RECORDS TO PROCESS
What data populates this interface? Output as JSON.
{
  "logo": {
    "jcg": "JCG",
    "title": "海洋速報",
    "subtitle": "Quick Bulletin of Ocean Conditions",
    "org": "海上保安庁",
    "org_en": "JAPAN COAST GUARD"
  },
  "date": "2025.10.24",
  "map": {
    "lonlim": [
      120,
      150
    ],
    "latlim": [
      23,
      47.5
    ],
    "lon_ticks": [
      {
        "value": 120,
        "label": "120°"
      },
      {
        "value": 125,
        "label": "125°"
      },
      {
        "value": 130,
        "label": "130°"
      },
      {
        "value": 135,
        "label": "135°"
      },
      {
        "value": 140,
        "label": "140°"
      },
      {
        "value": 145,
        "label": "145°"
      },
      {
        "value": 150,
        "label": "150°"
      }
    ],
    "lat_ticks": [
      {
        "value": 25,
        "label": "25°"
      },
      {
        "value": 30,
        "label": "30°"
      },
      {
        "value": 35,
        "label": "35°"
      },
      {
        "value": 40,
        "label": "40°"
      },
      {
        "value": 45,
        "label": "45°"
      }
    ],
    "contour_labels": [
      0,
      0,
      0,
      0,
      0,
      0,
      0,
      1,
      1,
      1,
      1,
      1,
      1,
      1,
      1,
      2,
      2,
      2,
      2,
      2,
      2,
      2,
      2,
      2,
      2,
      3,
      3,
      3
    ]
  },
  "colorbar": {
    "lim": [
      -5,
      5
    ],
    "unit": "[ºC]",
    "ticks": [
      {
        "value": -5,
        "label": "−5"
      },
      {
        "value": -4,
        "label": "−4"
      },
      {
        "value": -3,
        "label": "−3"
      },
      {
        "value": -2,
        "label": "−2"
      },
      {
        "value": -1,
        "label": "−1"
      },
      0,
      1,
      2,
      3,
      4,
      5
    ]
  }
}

TASK TO COMPLETE
Reproduce the material above without altering a single character.

OUTPUT BELOW
What data populates this interface? Output as JSON.
{
  "logo": {
    "jcg": "JCG",
    "title": "海洋速報",
    "subtitle": "Quick Bulletin of Ocean Conditions",
    "org": "海上保安庁",
    "org_en": "JAPAN COAST GUARD"
  },
  "date": "2025.10.24",
  "map": {
    "lonlim": [
      120,
      150
    ],
    "latlim": [
      23,
      47.5
    ],
    "lon_ticks": [
      {
        "value": 120,
        "label": "120°"
      },
      {
        "value": 125,
        "label": "125°"
      },
      {
        "value": 130,
        "label": "130°"
      },
      {
        "value": 135,
        "label": "135°"
      },
      {
        "value": 140,
        "label": "140°"
      },
      {
        "value": 145,
        "label": "145°"
      },
      {
        "value": 150,
        "label": "150°"
      }
    ],
    "lat_ticks": [
      {
        "value": 25,
        "label": "25°"
      },
      {
        "value": 30,
        "label": "30°"
      },
      {
        "value": 35,
        "label": "35°"
      },
      {
        "value": 40,
        "label": "40°"
      },
      {
        "value": 45,
        "label": "45°"
      }
    ],
    "contour_labels": [
      0,
      0,
      0,
      0,
      0,
      0,
      0,
      1,
      1,
      1,
      1,
      1,
      1,
      1,
      1,
      2,
      2,
      2,
      2,
      2,
      2,
      2,
      2,
      2,
      2,
      3,
      3,
      3
    ]
  },
  "colorbar": {
    "lim": [
      -5,
      5
    ],
    "unit": "[ºC]",
    "ticks": [
      {
        "value": -5,
        "label": "−5"
      },
      {
        "value": -4,
        "label": "−4"
      },
      {
        "value": -3,
        "label": "−3"
      },
      {
        "value": -2,
        "label": "−2"
      },
      {
        "value": -1,
        "label": "−1"
      },
      0,
      1,
      2,
      3,
      4,
      5
    ]
  }
}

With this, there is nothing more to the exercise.